Reproduce the records that follow in full, excluding any picture they contain.

┄┄┄┄┄┄┄┄┄┄

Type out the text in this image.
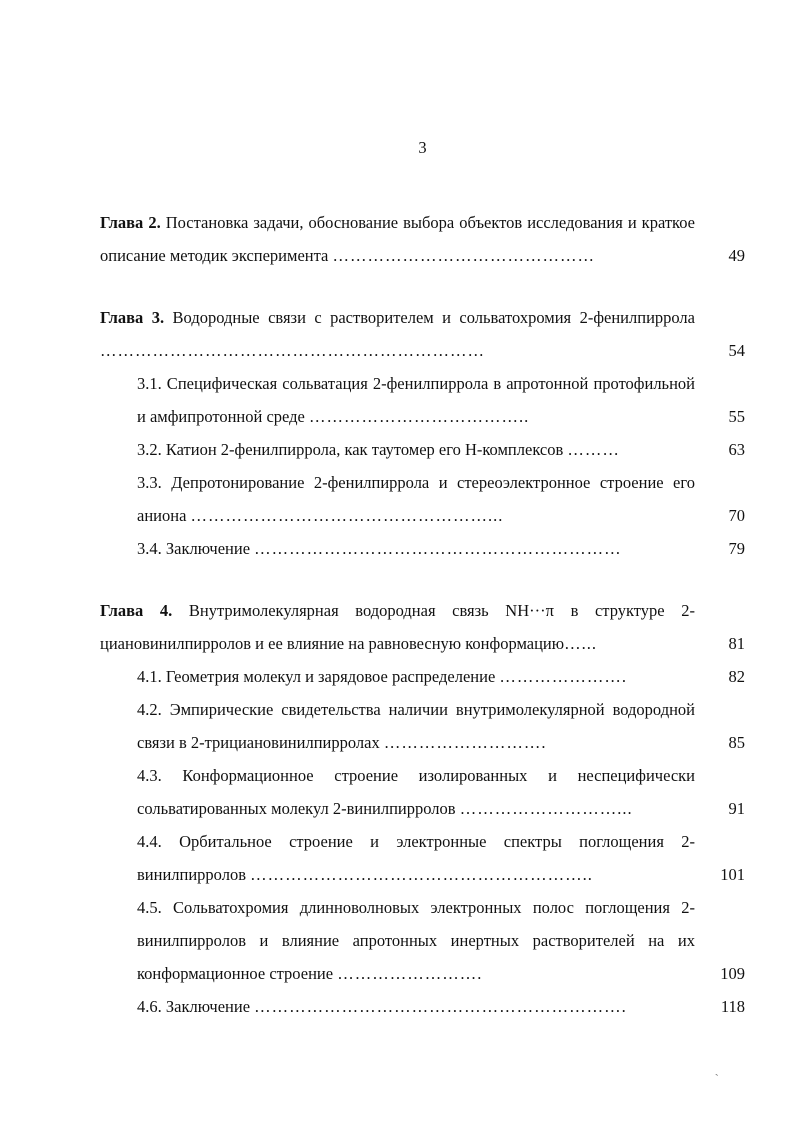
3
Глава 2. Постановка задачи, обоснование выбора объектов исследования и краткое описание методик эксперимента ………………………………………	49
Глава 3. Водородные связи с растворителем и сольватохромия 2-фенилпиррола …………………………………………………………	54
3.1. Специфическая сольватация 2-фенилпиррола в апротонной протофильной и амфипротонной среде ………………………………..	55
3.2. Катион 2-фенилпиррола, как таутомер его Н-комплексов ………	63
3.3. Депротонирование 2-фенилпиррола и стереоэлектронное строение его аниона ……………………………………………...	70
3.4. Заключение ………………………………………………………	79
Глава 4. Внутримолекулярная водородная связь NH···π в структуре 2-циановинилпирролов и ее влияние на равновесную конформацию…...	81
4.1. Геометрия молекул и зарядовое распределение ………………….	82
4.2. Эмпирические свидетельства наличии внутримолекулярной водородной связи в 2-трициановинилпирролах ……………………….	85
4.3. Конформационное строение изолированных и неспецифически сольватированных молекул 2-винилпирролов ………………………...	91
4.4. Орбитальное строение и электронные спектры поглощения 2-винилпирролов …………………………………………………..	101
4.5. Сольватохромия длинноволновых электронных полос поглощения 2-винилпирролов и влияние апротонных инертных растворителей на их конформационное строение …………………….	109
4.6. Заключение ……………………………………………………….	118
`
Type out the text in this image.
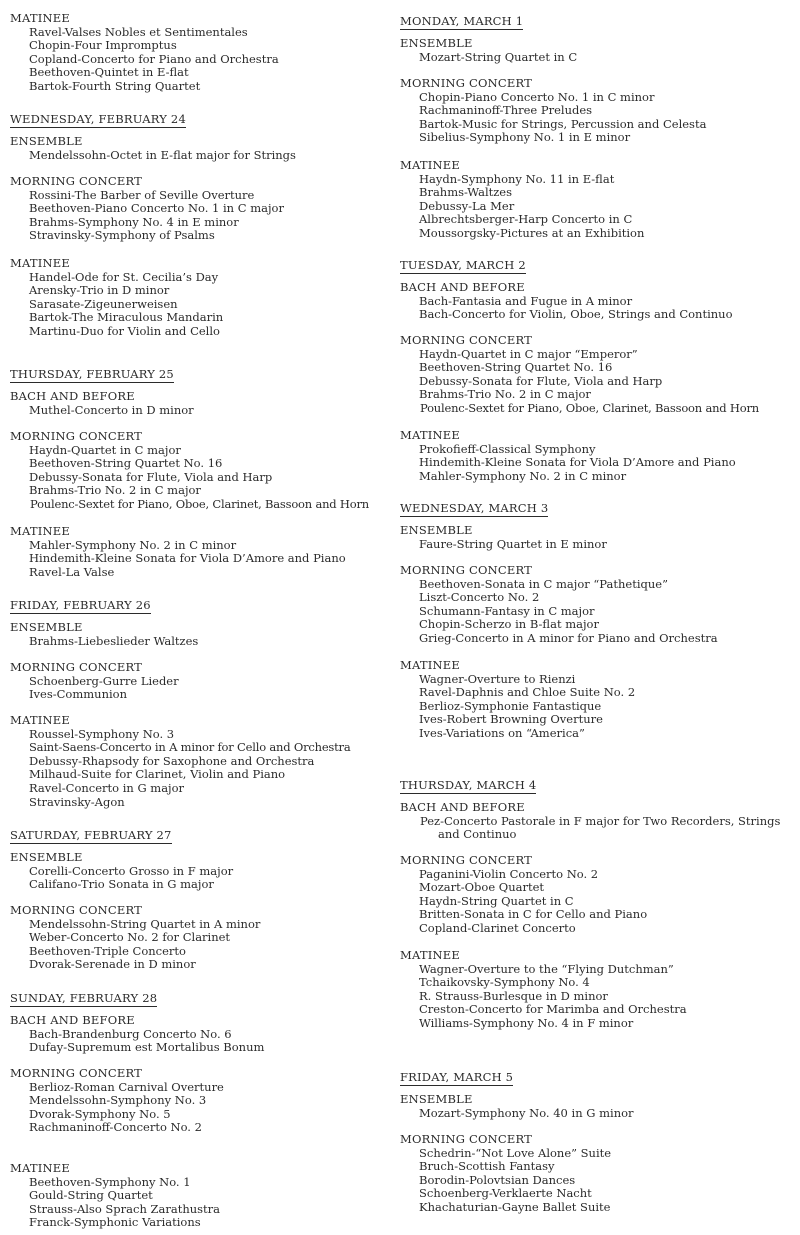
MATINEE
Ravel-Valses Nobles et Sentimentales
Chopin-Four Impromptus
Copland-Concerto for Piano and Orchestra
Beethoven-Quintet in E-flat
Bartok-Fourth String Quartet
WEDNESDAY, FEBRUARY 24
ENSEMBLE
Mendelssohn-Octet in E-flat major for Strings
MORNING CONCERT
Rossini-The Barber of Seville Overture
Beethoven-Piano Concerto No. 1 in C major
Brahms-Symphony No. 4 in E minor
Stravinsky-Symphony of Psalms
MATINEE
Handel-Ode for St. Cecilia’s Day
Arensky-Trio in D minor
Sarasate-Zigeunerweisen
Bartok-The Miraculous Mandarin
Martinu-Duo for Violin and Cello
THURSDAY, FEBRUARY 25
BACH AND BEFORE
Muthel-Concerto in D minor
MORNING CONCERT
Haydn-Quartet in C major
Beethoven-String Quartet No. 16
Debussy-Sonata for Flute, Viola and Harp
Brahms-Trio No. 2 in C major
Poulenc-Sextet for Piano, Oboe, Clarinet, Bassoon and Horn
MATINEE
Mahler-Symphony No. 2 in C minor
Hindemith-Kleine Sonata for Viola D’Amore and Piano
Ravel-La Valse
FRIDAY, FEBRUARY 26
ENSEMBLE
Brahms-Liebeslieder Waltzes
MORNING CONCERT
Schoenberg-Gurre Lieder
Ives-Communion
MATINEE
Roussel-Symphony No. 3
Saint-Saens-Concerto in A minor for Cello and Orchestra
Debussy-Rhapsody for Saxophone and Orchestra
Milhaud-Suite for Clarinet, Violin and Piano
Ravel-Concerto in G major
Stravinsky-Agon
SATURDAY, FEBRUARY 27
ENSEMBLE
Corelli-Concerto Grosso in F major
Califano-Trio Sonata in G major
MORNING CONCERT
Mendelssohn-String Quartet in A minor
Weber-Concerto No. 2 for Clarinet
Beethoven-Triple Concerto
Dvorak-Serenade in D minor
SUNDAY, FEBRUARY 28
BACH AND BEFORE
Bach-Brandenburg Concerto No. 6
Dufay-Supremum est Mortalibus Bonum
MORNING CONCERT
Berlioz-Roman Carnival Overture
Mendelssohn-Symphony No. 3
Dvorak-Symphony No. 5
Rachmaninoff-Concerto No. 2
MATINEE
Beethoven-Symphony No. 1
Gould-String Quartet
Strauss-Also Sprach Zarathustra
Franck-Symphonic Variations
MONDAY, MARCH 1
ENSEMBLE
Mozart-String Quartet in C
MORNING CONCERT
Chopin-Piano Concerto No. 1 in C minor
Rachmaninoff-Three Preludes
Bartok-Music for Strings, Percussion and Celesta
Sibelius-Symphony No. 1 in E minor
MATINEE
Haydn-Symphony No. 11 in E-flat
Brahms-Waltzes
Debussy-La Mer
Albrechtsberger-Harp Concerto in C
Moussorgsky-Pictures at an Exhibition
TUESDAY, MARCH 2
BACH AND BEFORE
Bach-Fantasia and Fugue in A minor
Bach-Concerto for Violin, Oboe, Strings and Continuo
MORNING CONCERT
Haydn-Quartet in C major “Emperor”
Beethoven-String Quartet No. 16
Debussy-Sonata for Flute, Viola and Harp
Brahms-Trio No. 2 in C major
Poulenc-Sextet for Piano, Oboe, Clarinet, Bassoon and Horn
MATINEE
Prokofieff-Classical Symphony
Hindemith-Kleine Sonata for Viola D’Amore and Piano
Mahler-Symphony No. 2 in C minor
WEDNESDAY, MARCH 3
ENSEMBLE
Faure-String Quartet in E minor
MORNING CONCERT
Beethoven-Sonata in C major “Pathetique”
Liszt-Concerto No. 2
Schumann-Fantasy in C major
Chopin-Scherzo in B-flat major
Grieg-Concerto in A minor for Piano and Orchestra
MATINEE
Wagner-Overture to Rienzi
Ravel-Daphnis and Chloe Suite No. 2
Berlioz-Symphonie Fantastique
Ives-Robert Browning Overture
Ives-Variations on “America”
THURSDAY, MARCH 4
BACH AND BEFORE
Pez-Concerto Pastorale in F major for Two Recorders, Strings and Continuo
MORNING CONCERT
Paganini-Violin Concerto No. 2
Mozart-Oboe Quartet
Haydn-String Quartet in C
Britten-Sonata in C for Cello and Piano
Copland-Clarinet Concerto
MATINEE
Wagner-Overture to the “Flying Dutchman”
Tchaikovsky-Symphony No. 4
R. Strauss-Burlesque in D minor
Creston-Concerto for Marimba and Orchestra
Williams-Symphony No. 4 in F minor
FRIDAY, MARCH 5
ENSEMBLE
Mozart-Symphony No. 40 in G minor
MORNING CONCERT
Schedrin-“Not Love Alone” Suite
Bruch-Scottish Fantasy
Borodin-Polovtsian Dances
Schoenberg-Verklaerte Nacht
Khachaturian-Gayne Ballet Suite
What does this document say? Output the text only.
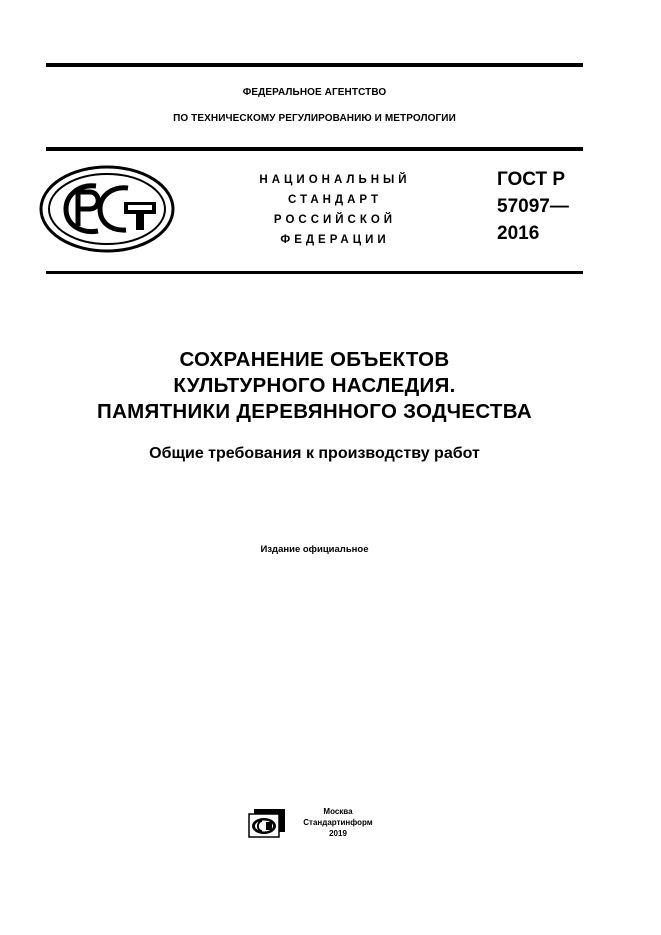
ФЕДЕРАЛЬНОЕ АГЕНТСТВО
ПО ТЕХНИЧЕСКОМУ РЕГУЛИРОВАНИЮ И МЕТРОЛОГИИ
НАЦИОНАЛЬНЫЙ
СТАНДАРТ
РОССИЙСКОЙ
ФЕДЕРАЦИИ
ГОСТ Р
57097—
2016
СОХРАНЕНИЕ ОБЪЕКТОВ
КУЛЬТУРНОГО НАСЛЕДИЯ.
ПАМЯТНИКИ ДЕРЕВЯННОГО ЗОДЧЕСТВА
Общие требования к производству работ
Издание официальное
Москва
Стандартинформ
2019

┄┄┄┄┄┄┄┄┄┄

Exercise answer ->
Type out the text in this image.
3
Глава 2. Постановка задачи, обоснование выбора объектов исследования и краткое описание методик эксперимента ………………………………………	49
Глава 3. Водородные связи с растворителем и сольватохромия 2-фенилпиррола …………………………………………………………	54
3.1. Специфическая сольватация 2-фенилпиррола в апротонной протофильной и амфипротонной среде ………………………………..	55
3.2. Катион 2-фенилпиррола, как таутомер его Н-комплексов ………	63
3.3. Депротонирование 2-фенилпиррола и стереоэлектронное строение его аниона ……………………………………………...	70
3.4. Заключение ………………………………………………………	79
Глава 4. Внутримолекулярная водородная связь NH···π в структуре 2-циановинилпирролов и ее влияние на равновесную конформацию…...	81
4.1. Геометрия молекул и зарядовое распределение ………………….	82
4.2. Эмпирические свидетельства наличии внутримолекулярной водородной связи в 2-трициановинилпирролах ……………………….	85
4.3. Конформационное строение изолированных и неспецифически сольватированных молекул 2-винилпирролов ………………………...	91
4.4. Орбитальное строение и электронные спектры поглощения 2-винилпирролов …………………………………………………..	101
4.5. Сольватохромия длинноволновых электронных полос поглощения 2-винилпирролов и влияние апротонных инертных растворителей на их конформационное строение …………………….	109
4.6. Заключение ……………………………………………………….	118
`
Type out the text in this image.
MATINEE
Ravel-Valses Nobles et Sentimentales
Chopin-Four Impromptus
Copland-Concerto for Piano and Orchestra
Beethoven-Quintet in E-flat
Bartok-Fourth String Quartet
WEDNESDAY, FEBRUARY 24
ENSEMBLE
Mendelssohn-Octet in E-flat major for Strings
MORNING CONCERT
Rossini-The Barber of Seville Overture
Beethoven-Piano Concerto No. 1 in C major
Brahms-Symphony No. 4 in E minor
Stravinsky-Symphony of Psalms
MATINEE
Handel-Ode for St. Cecilia’s Day
Arensky-Trio in D minor
Sarasate-Zigeunerweisen
Bartok-The Miraculous Mandarin
Martinu-Duo for Violin and Cello
THURSDAY, FEBRUARY 25
BACH AND BEFORE
Muthel-Concerto in D minor
MORNING CONCERT
Haydn-Quartet in C major
Beethoven-String Quartet No. 16
Debussy-Sonata for Flute, Viola and Harp
Brahms-Trio No. 2 in C major
Poulenc-Sextet for Piano, Oboe, Clarinet, Bassoon and Horn
MATINEE
Mahler-Symphony No. 2 in C minor
Hindemith-Kleine Sonata for Viola D’Amore and Piano
Ravel-La Valse
FRIDAY, FEBRUARY 26
ENSEMBLE
Brahms-Liebeslieder Waltzes
MORNING CONCERT
Schoenberg-Gurre Lieder
Ives-Communion
MATINEE
Roussel-Symphony No. 3
Saint-Saens-Concerto in A minor for Cello and Orchestra
Debussy-Rhapsody for Saxophone and Orchestra
Milhaud-Suite for Clarinet, Violin and Piano
Ravel-Concerto in G major
Stravinsky-Agon
SATURDAY, FEBRUARY 27
ENSEMBLE
Corelli-Concerto Grosso in F major
Califano-Trio Sonata in G major
MORNING CONCERT
Mendelssohn-String Quartet in A minor
Weber-Concerto No. 2 for Clarinet
Beethoven-Triple Concerto
Dvorak-Serenade in D minor
SUNDAY, FEBRUARY 28
BACH AND BEFORE
Bach-Brandenburg Concerto No. 6
Dufay-Supremum est Mortalibus Bonum
MORNING CONCERT
Berlioz-Roman Carnival Overture
Mendelssohn-Symphony No. 3
Dvorak-Symphony No. 5
Rachmaninoff-Concerto No. 2
MATINEE
Beethoven-Symphony No. 1
Gould-String Quartet
Strauss-Also Sprach Zarathustra
Franck-Symphonic Variations
MONDAY, MARCH 1
ENSEMBLE
Mozart-String Quartet in C
MORNING CONCERT
Chopin-Piano Concerto No. 1 in C minor
Rachmaninoff-Three Preludes
Bartok-Music for Strings, Percussion and Celesta
Sibelius-Symphony No. 1 in E minor
MATINEE
Haydn-Symphony No. 11 in E-flat
Brahms-Waltzes
Debussy-La Mer
Albrechtsberger-Harp Concerto in C
Moussorgsky-Pictures at an Exhibition
TUESDAY, MARCH 2
BACH AND BEFORE
Bach-Fantasia and Fugue in A minor
Bach-Concerto for Violin, Oboe, Strings and Continuo
MORNING CONCERT
Haydn-Quartet in C major “Emperor”
Beethoven-String Quartet No. 16
Debussy-Sonata for Flute, Viola and Harp
Brahms-Trio No. 2 in C major
Poulenc-Sextet for Piano, Oboe, Clarinet, Bassoon and Horn
MATINEE
Prokofieff-Classical Symphony
Hindemith-Kleine Sonata for Viola D’Amore and Piano
Mahler-Symphony No. 2 in C minor
WEDNESDAY, MARCH 3
ENSEMBLE
Faure-String Quartet in E minor
MORNING CONCERT
Beethoven-Sonata in C major “Pathetique”
Liszt-Concerto No. 2
Schumann-Fantasy in C major
Chopin-Scherzo in B-flat major
Grieg-Concerto in A minor for Piano and Orchestra
MATINEE
Wagner-Overture to Rienzi
Ravel-Daphnis and Chloe Suite No. 2
Berlioz-Symphonie Fantastique
Ives-Robert Browning Overture
Ives-Variations on “America”
THURSDAY, MARCH 4
BACH AND BEFORE
Pez-Concerto Pastorale in F major for Two Recorders, Strings and Continuo
MORNING CONCERT
Paganini-Violin Concerto No. 2
Mozart-Oboe Quartet
Haydn-String Quartet in C
Britten-Sonata in C for Cello and Piano
Copland-Clarinet Concerto
MATINEE
Wagner-Overture to the “Flying Dutchman”
Tchaikovsky-Symphony No. 4
R. Strauss-Burlesque in D minor
Creston-Concerto for Marimba and Orchestra
Williams-Symphony No. 4 in F minor
FRIDAY, MARCH 5
ENSEMBLE
Mozart-Symphony No. 40 in G minor
MORNING CONCERT
Schedrin-“Not Love Alone” Suite
Bruch-Scottish Fantasy
Borodin-Polovtsian Dances
Schoenberg-Verklaerte Nacht
Khachaturian-Gayne Ballet Suite
What does this document say? Output the text only.
ФЕДЕРАЛЬНОЕ АГЕНТСТВО
ПО ТЕХНИЧЕСКОМУ РЕГУЛИРОВАНИЮ И МЕТРОЛОГИИ
НАЦИОНАЛЬНЫЙ
СТАНДАРТ
РОССИЙСКОЙ
ФЕДЕРАЦИИ
ГОСТ Р
57097—
2016
СОХРАНЕНИЕ ОБЪЕКТОВ
КУЛЬТУРНОГО НАСЛЕДИЯ.
ПАМЯТНИКИ ДЕРЕВЯННОГО ЗОДЧЕСТВА
Общие требования к производству работ
Издание официальное
Москва
Стандартинформ
2019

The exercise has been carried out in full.